#### Task to complete
Copy out the lines that have "grupos" in them.

#### Records for processing
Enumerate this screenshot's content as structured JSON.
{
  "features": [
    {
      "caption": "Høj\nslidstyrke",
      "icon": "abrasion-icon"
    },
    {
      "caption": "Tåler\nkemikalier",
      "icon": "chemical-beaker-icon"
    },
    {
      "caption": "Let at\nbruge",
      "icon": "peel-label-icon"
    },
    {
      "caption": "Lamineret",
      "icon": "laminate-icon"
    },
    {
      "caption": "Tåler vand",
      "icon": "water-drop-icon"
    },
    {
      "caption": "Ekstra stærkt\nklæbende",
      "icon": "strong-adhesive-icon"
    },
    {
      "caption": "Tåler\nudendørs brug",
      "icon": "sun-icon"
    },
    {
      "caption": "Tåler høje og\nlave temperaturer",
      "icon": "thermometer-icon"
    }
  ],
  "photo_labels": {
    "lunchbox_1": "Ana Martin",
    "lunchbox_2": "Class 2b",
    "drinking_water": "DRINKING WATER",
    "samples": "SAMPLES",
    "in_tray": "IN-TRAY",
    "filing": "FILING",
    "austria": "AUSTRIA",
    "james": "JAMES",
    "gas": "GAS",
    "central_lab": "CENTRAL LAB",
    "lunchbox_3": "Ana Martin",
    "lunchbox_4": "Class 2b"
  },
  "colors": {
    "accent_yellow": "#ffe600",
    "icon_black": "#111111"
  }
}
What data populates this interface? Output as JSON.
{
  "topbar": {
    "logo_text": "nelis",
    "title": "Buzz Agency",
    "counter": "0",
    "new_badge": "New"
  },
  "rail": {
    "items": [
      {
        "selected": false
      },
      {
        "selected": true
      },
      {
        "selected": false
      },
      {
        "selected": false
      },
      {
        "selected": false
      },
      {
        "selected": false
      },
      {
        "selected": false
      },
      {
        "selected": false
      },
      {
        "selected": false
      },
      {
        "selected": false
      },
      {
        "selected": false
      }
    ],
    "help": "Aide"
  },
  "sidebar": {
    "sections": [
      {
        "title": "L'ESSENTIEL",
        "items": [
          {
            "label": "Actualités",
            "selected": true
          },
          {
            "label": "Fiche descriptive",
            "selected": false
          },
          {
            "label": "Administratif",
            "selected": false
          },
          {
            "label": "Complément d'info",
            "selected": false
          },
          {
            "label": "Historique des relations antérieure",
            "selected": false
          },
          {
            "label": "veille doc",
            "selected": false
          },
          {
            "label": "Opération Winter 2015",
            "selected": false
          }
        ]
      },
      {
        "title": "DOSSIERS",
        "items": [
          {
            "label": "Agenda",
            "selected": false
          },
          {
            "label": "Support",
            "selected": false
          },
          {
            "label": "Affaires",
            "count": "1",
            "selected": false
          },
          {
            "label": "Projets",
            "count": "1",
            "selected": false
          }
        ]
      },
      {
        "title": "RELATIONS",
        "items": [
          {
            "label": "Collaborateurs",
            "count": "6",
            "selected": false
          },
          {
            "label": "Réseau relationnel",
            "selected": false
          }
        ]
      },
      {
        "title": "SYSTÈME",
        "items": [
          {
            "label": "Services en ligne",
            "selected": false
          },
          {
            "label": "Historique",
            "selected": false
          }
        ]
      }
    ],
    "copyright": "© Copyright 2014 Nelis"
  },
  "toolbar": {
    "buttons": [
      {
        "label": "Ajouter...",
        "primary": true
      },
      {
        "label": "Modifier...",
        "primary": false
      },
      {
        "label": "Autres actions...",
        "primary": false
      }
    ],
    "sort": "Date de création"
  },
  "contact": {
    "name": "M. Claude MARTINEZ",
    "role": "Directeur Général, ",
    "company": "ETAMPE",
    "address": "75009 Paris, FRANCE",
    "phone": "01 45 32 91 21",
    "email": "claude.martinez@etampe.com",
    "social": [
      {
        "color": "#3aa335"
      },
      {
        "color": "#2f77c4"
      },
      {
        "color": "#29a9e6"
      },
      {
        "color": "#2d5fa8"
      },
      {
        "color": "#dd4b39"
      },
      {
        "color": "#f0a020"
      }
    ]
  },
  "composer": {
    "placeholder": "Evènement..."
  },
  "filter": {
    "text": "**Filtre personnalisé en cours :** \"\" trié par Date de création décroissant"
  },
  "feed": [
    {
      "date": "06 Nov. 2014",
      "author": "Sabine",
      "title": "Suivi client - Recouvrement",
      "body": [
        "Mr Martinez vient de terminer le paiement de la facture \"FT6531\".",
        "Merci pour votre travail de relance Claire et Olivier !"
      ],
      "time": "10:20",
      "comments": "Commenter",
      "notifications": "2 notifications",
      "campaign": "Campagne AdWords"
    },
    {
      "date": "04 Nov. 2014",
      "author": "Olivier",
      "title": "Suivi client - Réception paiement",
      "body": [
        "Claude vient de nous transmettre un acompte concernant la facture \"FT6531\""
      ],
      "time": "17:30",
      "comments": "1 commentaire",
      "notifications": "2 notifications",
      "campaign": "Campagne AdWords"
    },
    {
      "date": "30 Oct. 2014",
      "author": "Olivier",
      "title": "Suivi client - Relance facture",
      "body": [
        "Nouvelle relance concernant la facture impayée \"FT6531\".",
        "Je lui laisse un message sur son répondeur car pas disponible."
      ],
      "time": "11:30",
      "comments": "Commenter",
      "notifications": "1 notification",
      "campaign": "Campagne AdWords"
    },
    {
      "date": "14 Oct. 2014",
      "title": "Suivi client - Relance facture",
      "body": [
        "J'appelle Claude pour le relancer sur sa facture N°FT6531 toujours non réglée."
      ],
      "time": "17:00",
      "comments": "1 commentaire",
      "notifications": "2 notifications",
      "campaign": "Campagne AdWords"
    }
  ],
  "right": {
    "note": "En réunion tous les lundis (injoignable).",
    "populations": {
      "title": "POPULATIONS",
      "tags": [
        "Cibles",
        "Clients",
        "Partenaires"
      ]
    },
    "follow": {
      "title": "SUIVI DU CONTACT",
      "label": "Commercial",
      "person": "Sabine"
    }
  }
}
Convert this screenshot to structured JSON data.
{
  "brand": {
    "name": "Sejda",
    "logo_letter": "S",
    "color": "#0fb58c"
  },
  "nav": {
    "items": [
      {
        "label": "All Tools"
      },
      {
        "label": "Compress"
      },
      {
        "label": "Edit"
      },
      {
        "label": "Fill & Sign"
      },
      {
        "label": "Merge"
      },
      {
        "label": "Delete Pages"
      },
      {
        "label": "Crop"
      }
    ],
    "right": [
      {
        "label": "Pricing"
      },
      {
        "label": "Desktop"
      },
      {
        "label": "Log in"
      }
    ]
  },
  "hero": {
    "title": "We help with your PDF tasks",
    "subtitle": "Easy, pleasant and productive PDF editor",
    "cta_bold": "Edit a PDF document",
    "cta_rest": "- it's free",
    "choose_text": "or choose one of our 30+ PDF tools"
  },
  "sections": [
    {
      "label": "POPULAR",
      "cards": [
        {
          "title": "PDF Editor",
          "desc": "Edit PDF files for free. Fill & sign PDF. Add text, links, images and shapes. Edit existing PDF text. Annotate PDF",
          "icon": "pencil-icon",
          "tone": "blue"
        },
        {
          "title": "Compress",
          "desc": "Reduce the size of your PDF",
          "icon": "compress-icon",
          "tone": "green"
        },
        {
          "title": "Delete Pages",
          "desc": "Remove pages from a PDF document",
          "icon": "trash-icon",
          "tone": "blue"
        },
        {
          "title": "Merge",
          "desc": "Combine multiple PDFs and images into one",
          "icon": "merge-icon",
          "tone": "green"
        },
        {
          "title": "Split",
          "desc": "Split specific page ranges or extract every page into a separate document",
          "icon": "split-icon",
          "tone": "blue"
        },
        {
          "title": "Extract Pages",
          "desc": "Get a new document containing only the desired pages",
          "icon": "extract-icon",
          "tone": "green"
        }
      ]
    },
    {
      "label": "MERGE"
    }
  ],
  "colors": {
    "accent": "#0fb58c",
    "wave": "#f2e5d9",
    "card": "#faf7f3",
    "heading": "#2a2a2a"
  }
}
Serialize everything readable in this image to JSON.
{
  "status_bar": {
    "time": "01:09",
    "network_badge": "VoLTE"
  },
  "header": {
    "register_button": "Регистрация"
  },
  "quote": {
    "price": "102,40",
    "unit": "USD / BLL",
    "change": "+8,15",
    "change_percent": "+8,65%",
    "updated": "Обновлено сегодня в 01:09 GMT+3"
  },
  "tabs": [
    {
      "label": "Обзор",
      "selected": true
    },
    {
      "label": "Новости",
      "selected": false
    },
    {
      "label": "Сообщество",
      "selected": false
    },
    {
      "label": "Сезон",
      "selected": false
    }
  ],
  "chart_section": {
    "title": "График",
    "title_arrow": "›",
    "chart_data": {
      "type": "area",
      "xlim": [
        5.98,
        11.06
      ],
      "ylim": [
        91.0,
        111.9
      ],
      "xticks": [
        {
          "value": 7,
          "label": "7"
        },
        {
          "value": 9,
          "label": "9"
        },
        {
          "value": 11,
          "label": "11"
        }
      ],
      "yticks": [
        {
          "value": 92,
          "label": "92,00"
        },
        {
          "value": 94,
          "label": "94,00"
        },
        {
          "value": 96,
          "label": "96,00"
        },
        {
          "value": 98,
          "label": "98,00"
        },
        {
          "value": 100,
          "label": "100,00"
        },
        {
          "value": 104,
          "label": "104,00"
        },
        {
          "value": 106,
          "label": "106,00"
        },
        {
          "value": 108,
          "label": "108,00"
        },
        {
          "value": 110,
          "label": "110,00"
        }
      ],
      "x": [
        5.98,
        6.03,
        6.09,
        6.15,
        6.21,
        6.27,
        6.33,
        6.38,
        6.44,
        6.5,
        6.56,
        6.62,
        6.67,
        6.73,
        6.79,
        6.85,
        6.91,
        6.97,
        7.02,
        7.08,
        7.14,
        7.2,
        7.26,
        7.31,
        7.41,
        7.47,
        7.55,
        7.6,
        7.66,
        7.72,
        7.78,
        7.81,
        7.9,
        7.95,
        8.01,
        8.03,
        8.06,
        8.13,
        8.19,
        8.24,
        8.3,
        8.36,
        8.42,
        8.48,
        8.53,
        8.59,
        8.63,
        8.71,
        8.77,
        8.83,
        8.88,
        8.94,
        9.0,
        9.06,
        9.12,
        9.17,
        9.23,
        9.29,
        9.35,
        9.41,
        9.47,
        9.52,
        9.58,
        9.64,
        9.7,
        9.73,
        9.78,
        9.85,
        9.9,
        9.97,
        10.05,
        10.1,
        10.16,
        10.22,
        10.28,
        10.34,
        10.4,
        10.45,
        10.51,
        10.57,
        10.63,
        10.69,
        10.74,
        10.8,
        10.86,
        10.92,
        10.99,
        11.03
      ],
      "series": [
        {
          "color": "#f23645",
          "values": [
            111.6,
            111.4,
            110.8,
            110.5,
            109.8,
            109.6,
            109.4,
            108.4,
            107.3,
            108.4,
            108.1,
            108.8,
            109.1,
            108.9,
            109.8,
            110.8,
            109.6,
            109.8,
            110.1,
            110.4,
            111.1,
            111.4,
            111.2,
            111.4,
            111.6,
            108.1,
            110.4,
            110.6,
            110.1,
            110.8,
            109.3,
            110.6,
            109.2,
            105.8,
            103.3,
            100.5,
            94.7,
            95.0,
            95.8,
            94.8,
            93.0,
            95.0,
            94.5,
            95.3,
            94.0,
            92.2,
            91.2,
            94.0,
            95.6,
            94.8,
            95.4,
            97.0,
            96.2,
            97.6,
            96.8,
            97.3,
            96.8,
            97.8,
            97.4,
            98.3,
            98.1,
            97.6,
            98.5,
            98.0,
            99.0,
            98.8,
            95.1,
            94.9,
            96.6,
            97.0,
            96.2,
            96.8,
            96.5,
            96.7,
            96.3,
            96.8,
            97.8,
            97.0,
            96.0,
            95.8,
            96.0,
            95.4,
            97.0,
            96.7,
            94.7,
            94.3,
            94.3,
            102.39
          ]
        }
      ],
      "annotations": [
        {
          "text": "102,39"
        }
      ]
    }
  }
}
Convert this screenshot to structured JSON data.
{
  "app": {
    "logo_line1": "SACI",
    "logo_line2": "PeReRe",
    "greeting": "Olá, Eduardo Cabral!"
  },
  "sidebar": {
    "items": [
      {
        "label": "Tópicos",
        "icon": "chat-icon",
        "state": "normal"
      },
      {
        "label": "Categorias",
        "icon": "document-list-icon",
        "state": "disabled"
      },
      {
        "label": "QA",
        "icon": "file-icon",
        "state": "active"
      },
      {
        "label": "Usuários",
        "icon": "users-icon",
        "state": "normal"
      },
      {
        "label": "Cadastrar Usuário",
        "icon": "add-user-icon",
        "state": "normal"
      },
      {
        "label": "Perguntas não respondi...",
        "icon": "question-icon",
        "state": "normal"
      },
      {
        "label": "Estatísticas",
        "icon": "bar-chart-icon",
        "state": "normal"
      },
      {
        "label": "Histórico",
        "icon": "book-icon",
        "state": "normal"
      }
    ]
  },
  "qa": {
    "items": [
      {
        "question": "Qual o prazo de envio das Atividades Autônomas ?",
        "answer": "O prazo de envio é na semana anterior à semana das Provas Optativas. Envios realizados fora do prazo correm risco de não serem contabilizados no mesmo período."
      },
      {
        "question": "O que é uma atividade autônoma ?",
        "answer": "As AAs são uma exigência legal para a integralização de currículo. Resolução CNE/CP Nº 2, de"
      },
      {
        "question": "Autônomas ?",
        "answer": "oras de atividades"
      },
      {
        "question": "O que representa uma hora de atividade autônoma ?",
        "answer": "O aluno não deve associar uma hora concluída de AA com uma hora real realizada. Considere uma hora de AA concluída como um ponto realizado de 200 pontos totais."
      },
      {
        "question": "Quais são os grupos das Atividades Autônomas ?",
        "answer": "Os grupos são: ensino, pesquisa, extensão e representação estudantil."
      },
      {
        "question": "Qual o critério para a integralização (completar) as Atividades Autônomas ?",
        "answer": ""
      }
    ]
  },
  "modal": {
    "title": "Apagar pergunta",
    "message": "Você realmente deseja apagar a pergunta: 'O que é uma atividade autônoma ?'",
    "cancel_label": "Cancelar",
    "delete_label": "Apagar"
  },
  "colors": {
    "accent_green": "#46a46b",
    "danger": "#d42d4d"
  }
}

#### Task answer
        "question": "Quais são os grupos das Atividades Autônomas ?",
        "answer": "Os grupos são: ensino, pesquisa, extensão e representação estudantil."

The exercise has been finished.